» Recorded data:

▼

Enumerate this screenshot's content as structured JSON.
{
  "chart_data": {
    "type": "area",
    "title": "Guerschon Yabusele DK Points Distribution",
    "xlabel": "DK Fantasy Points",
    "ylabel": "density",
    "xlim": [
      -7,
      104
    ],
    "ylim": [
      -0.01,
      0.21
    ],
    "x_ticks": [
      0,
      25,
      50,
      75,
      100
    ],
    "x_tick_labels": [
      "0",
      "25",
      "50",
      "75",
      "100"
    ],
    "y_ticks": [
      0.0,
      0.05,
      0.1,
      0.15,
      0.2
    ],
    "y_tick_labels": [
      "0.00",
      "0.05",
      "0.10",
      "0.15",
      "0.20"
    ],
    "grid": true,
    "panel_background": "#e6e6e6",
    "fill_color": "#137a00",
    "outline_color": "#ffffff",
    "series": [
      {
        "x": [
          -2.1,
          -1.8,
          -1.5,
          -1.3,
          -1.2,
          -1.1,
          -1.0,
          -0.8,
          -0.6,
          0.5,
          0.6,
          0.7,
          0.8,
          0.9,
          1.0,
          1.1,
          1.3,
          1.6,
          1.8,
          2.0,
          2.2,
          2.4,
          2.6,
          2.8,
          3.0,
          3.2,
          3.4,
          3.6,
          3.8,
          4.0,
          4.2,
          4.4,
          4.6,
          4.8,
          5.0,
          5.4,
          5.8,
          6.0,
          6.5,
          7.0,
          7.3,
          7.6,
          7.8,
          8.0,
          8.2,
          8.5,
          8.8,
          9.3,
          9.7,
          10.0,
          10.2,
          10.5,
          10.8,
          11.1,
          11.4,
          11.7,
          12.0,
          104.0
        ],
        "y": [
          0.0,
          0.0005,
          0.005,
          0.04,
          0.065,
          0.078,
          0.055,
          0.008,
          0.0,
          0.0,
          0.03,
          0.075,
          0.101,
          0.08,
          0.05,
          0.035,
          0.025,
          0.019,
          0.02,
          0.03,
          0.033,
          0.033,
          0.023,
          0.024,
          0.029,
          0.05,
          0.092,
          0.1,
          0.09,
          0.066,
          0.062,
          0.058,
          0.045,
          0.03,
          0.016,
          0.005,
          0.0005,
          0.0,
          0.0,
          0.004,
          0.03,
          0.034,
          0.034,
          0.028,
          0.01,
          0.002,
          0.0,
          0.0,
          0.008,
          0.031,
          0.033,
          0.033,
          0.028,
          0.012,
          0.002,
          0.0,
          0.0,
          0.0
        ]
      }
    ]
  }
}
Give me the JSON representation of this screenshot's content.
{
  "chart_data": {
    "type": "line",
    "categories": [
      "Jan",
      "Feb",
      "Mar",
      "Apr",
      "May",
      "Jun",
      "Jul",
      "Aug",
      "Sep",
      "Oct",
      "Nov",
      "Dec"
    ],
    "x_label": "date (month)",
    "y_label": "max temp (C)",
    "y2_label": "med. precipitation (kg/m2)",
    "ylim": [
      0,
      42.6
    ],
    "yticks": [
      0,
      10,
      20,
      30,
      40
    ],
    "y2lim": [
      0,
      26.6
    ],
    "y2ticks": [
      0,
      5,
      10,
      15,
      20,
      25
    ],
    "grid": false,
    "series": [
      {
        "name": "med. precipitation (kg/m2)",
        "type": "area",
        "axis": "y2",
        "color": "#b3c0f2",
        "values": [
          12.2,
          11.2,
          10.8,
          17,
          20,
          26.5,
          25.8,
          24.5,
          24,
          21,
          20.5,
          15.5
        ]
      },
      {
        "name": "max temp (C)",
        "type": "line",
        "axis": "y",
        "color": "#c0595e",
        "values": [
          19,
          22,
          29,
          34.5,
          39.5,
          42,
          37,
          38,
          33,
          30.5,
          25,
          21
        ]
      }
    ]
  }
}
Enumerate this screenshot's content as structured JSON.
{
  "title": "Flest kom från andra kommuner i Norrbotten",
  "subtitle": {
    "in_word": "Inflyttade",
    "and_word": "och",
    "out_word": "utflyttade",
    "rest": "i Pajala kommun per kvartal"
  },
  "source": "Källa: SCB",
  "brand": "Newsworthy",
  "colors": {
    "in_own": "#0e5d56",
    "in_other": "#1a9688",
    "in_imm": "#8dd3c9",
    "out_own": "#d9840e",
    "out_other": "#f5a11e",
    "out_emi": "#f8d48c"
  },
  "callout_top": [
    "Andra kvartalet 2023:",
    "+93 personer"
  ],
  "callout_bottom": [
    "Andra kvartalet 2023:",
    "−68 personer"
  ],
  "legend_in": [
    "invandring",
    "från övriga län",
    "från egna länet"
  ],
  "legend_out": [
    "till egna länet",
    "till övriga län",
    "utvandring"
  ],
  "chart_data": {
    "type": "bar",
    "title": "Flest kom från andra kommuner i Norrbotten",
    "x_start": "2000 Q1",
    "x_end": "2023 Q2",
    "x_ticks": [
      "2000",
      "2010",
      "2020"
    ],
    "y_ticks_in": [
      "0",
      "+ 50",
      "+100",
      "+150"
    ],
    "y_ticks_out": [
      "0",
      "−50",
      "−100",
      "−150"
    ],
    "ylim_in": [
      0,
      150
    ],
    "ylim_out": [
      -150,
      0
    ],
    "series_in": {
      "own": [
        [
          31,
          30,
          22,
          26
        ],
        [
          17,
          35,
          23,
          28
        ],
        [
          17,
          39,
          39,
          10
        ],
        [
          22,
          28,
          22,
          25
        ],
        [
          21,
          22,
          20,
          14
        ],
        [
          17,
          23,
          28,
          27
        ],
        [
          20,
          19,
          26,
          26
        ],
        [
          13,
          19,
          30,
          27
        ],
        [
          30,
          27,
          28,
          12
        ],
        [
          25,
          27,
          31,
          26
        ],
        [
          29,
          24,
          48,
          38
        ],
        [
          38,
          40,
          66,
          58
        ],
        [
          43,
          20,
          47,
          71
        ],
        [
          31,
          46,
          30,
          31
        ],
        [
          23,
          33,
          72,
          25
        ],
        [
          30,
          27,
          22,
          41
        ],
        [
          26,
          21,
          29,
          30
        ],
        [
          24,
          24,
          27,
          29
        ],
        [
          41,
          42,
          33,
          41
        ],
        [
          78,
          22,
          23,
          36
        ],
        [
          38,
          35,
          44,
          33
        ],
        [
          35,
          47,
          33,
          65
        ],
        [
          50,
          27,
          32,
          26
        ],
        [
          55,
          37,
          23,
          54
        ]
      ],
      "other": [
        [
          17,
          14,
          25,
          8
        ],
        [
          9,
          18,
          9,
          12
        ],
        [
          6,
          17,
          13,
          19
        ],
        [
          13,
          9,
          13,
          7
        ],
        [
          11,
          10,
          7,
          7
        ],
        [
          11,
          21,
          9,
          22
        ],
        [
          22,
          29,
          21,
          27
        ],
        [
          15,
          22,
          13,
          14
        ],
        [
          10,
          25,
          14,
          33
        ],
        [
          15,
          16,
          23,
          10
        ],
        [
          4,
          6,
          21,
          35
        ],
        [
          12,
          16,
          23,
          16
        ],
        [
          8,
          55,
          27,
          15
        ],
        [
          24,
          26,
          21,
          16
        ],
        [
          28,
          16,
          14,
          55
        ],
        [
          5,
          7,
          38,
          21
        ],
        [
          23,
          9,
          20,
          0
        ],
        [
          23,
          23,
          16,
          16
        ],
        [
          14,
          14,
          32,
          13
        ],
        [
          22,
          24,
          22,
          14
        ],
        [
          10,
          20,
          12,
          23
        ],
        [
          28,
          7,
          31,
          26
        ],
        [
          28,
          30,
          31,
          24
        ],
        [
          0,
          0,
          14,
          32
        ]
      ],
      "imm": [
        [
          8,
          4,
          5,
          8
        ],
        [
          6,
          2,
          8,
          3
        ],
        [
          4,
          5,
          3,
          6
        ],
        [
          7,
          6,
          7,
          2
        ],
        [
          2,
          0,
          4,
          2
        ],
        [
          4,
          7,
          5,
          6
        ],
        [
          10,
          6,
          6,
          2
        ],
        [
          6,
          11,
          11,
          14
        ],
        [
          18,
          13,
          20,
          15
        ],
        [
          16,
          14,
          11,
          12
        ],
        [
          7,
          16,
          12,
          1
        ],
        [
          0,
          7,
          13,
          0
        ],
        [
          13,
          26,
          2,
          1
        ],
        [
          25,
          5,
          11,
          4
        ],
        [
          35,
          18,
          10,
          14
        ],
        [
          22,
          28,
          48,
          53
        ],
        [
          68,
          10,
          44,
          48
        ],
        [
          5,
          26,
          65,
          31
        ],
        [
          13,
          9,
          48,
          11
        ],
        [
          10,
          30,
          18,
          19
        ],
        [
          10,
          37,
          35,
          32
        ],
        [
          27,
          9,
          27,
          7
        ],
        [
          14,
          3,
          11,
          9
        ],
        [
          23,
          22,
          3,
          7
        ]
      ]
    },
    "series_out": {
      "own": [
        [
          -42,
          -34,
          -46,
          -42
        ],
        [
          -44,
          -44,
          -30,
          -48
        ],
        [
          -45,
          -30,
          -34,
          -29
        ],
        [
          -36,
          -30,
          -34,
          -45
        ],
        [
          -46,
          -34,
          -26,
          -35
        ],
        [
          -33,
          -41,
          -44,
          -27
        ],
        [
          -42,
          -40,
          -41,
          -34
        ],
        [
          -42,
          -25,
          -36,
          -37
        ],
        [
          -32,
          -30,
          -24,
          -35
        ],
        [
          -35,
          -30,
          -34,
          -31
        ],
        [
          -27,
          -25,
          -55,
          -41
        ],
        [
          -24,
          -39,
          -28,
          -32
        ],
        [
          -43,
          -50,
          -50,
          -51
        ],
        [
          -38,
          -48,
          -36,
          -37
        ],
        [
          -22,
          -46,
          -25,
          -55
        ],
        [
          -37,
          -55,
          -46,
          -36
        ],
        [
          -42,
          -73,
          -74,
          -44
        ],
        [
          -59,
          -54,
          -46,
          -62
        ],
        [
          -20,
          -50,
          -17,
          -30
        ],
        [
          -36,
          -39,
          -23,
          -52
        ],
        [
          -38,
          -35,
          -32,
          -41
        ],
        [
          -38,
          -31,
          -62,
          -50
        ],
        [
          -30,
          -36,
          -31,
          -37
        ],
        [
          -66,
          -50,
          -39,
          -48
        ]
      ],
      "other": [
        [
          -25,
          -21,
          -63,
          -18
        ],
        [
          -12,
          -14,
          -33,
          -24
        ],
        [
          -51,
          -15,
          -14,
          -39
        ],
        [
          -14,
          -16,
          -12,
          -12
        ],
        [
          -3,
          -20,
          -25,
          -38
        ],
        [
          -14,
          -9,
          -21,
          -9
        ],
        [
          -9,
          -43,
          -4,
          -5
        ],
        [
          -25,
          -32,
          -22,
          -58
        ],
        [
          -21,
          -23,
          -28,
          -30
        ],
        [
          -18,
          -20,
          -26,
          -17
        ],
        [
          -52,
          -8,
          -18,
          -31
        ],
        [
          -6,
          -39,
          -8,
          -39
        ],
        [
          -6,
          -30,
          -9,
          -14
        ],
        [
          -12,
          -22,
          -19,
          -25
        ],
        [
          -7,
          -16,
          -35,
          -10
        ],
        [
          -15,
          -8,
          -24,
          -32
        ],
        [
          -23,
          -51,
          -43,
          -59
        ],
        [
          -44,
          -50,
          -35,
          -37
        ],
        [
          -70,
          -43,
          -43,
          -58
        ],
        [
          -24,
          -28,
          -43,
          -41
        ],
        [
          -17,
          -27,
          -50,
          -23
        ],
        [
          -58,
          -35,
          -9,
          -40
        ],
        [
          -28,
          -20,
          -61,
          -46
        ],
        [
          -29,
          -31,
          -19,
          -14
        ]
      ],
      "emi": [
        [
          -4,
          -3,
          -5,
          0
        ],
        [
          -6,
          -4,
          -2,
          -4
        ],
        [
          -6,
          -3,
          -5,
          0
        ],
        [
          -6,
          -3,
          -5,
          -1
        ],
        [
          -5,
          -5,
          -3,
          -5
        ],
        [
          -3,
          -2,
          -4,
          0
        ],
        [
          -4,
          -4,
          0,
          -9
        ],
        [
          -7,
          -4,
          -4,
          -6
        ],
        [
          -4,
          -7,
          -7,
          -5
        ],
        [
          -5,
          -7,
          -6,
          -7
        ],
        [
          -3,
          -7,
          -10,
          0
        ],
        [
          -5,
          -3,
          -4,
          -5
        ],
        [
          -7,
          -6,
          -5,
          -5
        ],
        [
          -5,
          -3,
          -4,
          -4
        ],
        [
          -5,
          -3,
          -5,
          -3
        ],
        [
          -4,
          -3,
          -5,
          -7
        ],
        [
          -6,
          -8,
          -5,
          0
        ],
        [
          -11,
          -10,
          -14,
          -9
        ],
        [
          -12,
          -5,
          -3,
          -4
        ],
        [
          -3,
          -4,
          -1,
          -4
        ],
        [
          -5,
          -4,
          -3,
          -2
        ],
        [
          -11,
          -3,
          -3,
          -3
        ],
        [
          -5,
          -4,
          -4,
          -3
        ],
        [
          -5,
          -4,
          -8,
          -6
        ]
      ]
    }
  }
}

▲

» Brief: Using the listing above, pull out all lines that hold the word "precipitation".

» Solution for this exercise:
    "y2_label": "med. precipitation (kg/m2)",
        "name": "med. precipitation (kg/m2)",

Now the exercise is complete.